» **Items from a figure collection**
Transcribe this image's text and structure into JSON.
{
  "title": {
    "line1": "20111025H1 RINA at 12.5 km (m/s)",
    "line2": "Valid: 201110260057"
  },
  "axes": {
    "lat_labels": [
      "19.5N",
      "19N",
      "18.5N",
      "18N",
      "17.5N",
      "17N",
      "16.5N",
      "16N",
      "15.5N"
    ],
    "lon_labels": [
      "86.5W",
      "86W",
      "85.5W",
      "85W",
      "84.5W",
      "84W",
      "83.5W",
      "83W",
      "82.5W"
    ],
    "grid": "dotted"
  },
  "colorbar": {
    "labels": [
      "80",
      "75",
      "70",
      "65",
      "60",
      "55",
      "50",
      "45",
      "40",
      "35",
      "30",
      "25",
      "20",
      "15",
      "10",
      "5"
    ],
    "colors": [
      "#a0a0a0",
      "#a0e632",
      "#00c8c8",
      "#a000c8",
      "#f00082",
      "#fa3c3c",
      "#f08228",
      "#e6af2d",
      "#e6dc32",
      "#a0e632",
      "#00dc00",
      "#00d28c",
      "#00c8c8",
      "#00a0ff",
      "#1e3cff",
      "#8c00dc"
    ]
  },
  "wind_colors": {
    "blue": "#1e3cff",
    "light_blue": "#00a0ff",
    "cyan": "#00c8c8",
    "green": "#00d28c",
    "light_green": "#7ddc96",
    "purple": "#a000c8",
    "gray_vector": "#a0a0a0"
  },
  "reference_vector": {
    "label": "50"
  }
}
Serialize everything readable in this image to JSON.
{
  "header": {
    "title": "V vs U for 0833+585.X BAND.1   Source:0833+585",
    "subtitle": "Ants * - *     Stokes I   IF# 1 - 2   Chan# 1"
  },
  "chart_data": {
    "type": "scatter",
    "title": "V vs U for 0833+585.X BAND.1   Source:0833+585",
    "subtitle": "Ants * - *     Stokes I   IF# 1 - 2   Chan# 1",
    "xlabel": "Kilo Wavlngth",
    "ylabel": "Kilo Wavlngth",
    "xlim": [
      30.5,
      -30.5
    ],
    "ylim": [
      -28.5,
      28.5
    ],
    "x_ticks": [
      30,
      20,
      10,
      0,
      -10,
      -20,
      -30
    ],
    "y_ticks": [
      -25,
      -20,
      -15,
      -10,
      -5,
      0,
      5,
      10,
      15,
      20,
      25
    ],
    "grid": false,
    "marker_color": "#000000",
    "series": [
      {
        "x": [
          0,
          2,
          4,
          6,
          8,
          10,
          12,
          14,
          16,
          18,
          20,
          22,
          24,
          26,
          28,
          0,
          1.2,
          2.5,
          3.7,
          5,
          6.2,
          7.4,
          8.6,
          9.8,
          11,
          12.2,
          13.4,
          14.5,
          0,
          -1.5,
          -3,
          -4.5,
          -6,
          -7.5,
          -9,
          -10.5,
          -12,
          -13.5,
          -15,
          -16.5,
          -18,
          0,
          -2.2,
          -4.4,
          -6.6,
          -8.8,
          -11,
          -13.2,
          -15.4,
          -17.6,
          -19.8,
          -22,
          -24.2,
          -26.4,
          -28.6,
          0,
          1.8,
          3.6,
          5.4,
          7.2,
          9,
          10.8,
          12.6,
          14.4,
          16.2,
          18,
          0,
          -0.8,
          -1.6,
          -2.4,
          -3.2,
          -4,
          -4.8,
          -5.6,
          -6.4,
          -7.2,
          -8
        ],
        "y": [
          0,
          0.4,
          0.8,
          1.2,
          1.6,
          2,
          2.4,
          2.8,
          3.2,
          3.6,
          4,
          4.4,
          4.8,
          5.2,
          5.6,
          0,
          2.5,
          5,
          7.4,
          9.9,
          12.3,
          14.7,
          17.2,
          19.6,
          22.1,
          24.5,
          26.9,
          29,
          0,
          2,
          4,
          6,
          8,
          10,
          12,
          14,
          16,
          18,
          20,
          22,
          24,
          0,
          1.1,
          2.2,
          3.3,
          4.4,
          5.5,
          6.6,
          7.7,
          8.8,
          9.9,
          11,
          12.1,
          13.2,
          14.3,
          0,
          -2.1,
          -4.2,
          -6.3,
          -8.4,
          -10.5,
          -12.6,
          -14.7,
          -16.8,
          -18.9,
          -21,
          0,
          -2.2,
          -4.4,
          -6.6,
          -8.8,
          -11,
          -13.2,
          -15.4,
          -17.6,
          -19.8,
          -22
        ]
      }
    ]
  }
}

» **Your objective**
Above are the entries; count how many of their lines contain the word "Chan" and give only that number.

» **Full solution**
2